**INSTRUCTIONS TO FOLLOW:**
Exact repetition of every entry is required.

**Data items:**

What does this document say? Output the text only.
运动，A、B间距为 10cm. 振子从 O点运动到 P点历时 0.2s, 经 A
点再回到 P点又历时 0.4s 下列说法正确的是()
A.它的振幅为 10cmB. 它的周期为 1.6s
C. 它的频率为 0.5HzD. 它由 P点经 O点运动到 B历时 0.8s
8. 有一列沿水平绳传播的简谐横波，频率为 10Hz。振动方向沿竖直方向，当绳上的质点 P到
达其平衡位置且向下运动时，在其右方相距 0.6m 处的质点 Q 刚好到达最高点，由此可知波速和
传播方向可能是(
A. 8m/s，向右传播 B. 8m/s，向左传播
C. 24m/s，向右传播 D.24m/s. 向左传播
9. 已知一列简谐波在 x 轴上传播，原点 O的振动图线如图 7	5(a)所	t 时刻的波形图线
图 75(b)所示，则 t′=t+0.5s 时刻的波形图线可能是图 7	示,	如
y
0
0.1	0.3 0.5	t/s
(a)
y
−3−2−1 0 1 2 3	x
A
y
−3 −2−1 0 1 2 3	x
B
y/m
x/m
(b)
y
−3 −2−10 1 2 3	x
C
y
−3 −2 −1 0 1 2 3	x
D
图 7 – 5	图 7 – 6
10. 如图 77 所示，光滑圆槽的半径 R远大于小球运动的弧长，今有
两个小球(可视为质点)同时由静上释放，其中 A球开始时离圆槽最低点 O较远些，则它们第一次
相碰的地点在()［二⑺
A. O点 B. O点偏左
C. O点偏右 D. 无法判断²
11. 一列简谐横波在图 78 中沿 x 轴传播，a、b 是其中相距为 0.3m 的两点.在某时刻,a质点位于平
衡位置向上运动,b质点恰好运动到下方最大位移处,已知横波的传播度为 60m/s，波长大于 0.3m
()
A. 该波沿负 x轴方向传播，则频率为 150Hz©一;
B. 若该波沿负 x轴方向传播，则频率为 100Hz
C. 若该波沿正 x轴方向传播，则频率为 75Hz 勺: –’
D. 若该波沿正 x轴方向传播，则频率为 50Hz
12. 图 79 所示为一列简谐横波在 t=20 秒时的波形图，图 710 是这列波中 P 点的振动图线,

**WORKED ANSWER:**
What does this document say? Output the text only.
运动，A、B间距为 10cm. 振子从 O点运动到 P点历时 0.2s, 经 A
点再回到 P点又历时 0.4s 下列说法正确的是()
A.它的振幅为 10cmB. 它的周期为 1.6s
C. 它的频率为 0.5HzD. 它由 P点经 O点运动到 B历时 0.8s
8. 有一列沿水平绳传播的简谐横波，频率为 10Hz。振动方向沿竖直方向，当绳上的质点 P到
达其平衡位置且向下运动时，在其右方相距 0.6m 处的质点 Q 刚好到达最高点，由此可知波速和
传播方向可能是(
A. 8m/s，向右传播 B. 8m/s，向左传播
C. 24m/s，向右传播 D.24m/s. 向左传播
9. 已知一列简谐波在 x 轴上传播，原点 O的振动图线如图 7	5(a)所	t 时刻的波形图线
图 75(b)所示，则 t′=t+0.5s 时刻的波形图线可能是图 7	示,	如
y
0
0.1	0.3 0.5	t/s
(a)
y
−3−2−1 0 1 2 3	x
A
y
−3 −2−1 0 1 2 3	x
B
y/m
x/m
(b)
y
−3 −2−10 1 2 3	x
C
y
−3 −2 −1 0 1 2 3	x
D
图 7 – 5	图 7 – 6
10. 如图 77 所示，光滑圆槽的半径 R远大于小球运动的弧长，今有
两个小球(可视为质点)同时由静上释放，其中 A球开始时离圆槽最低点 O较远些，则它们第一次
相碰的地点在()［二⑺
A. O点 B. O点偏左
C. O点偏右 D. 无法判断²
11. 一列简谐横波在图 78 中沿 x 轴传播，a、b 是其中相距为 0.3m 的两点.在某时刻,a质点位于平
衡位置向上运动,b质点恰好运动到下方最大位移处,已知横波的传播度为 60m/s，波长大于 0.3m
()
A. 该波沿负 x轴方向传播，则频率为 150Hz©一;
B. 若该波沿负 x轴方向传播，则频率为 100Hz
C. 若该波沿正 x轴方向传播，则频率为 75Hz 勺: –’
D. 若该波沿正 x轴方向传播，则频率为 50Hz
12. 图 79 所示为一列简谐横波在 t=20 秒时的波形图，图 710 是这列波中 P 点的振动图线,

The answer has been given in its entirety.